Transcribe all of the material exactly. Any picture in it should be left out.

>>>>

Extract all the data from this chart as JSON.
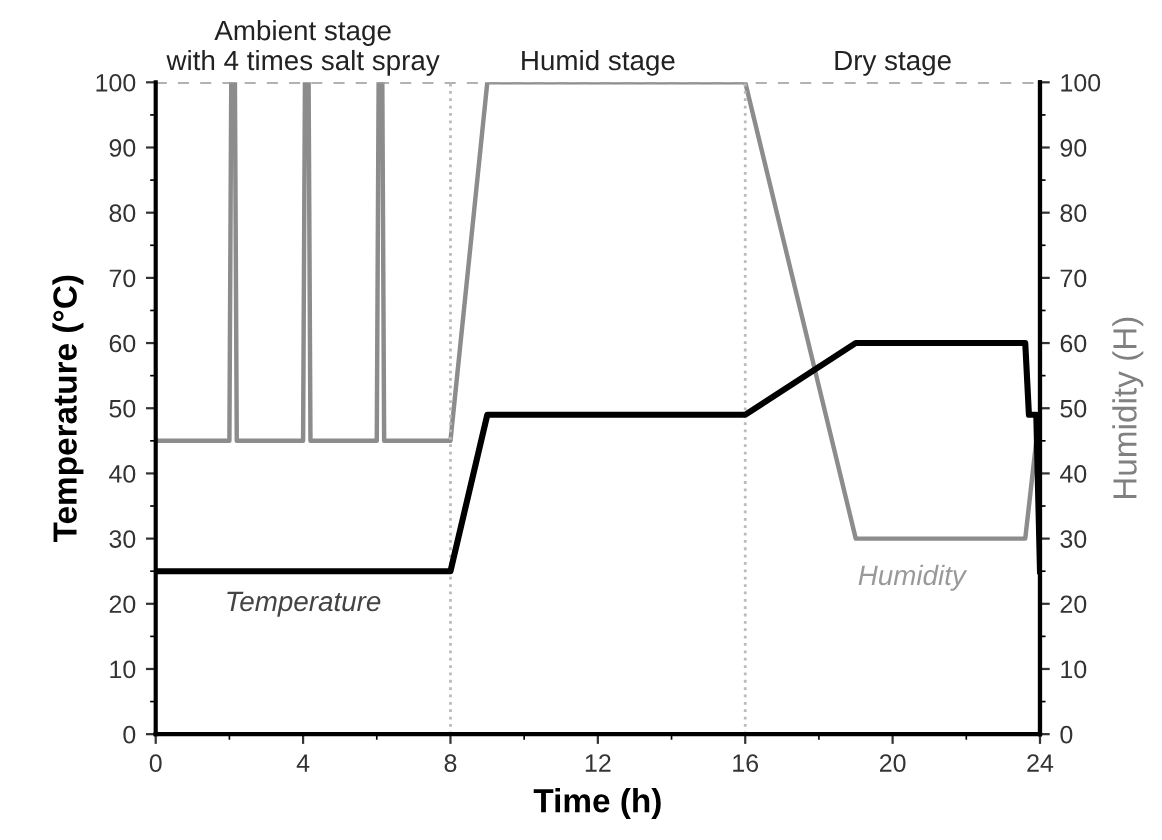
{
  "chart_data": {
    "type": "line",
    "xlabel": "Time (h)",
    "ylabel": "Temperature (°C)",
    "y2label": "Humidity (H)",
    "xlim": [
      0,
      24
    ],
    "xticks": [
      0,
      4,
      8,
      12,
      16,
      20,
      24
    ],
    "ylim": [
      0,
      100
    ],
    "yticks": [
      0,
      10,
      20,
      30,
      40,
      50,
      60,
      70,
      80,
      90,
      100
    ],
    "y2lim": [
      0,
      100
    ],
    "y2ticks": [
      0,
      10,
      20,
      30,
      40,
      50,
      60,
      70,
      80,
      90,
      100
    ],
    "grid": false,
    "legend": false,
    "marker": "none",
    "line_style": "solid",
    "series": [
      {
        "color": "#000000",
        "x": [
          0,
          8,
          9,
          16,
          19,
          23.6,
          23.7,
          23.9,
          24
        ],
        "values": [
          25,
          25,
          49,
          49,
          60,
          60,
          49,
          49,
          25
        ]
      },
      {
        "color": "#8c8c8c",
        "axis": "y2",
        "x": [
          0,
          2.0,
          2.05,
          2.15,
          2.2,
          4.0,
          4.05,
          4.15,
          4.2,
          6.0,
          6.05,
          6.15,
          6.2,
          8,
          9,
          16,
          19,
          23.6,
          23.9,
          24
        ],
        "values": [
          45,
          45,
          100,
          100,
          45,
          45,
          100,
          100,
          45,
          45,
          100,
          100,
          45,
          45,
          100,
          100,
          30,
          30,
          45,
          45
        ]
      }
    ],
    "ref_lines": [
      {
        "axis": "y",
        "value": 100,
        "color": "#999999",
        "line_style": "dashed"
      },
      {
        "axis": "x",
        "value": 8,
        "color": "#bbbbbb",
        "line_style": "dotted"
      },
      {
        "axis": "x",
        "value": 16,
        "color": "#bbbbbb",
        "line_style": "dotted"
      }
    ],
    "annotations": [
      "Ambient stage\nwith 4 times salt spray",
      "Humid stage",
      "Dry stage",
      "Temperature",
      "Humidity"
    ]
  }
}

<<<<

#### [Task answer]
Extract all the data from this chart as JSON.
{
  "chart_data": {
    "type": "line",
    "xlabel": "Time (h)",
    "ylabel": "Temperature (°C)",
    "y2label": "Humidity (H)",
    "xlim": [
      0,
      24
    ],
    "xticks": [
      0,
      4,
      8,
      12,
      16,
      20,
      24
    ],
    "ylim": [
      0,
      100
    ],
    "yticks": [
      0,
      10,
      20,
      30,
      40,
      50,
      60,
      70,
      80,
      90,
      100
    ],
    "y2lim": [
      0,
      100
    ],
    "y2ticks": [
      0,
      10,
      20,
      30,
      40,
      50,
      60,
      70,
      80,
      90,
      100
    ],
    "grid": false,
    "legend": false,
    "marker": "none",
    "line_style": "solid",
    "series": [
      {
        "color": "#000000",
        "x": [
          0,
          8,
          9,
          16,
          19,
          23.6,
          23.7,
          23.9,
          24
        ],
        "values": [
          25,
          25,
          49,
          49,
          60,
          60,
          49,
          49,
          25
        ]
      },
      {
        "color": "#8c8c8c",
        "axis": "y2",
        "x": [
          0,
          2.0,
          2.05,
          2.15,
          2.2,
          4.0,
          4.05,
          4.15,
          4.2,
          6.0,
          6.05,
          6.15,
          6.2,
          8,
          9,
          16,
          19,
          23.6,
          23.9,
          24
        ],
        "values": [
          45,
          45,
          100,
          100,
          45,
          45,
          100,
          100,
          45,
          45,
          100,
          100,
          45,
          45,
          100,
          100,
          30,
          30,
          45,
          45
        ]
      }
    ],
    "ref_lines": [
      {
        "axis": "y",
        "value": 100,
        "color": "#999999",
        "line_style": "dashed"
      },
      {
        "axis": "x",
        "value": 8,
        "color": "#bbbbbb",
        "line_style": "dotted"
      },
      {
        "axis": "x",
        "value": 16,
        "color": "#bbbbbb",
        "line_style": "dotted"
      }
    ],
    "annotations": [
      "Ambient stage\nwith 4 times salt spray",
      "Humid stage",
      "Dry stage",
      "Temperature",
      "Humidity"
    ]
  }
}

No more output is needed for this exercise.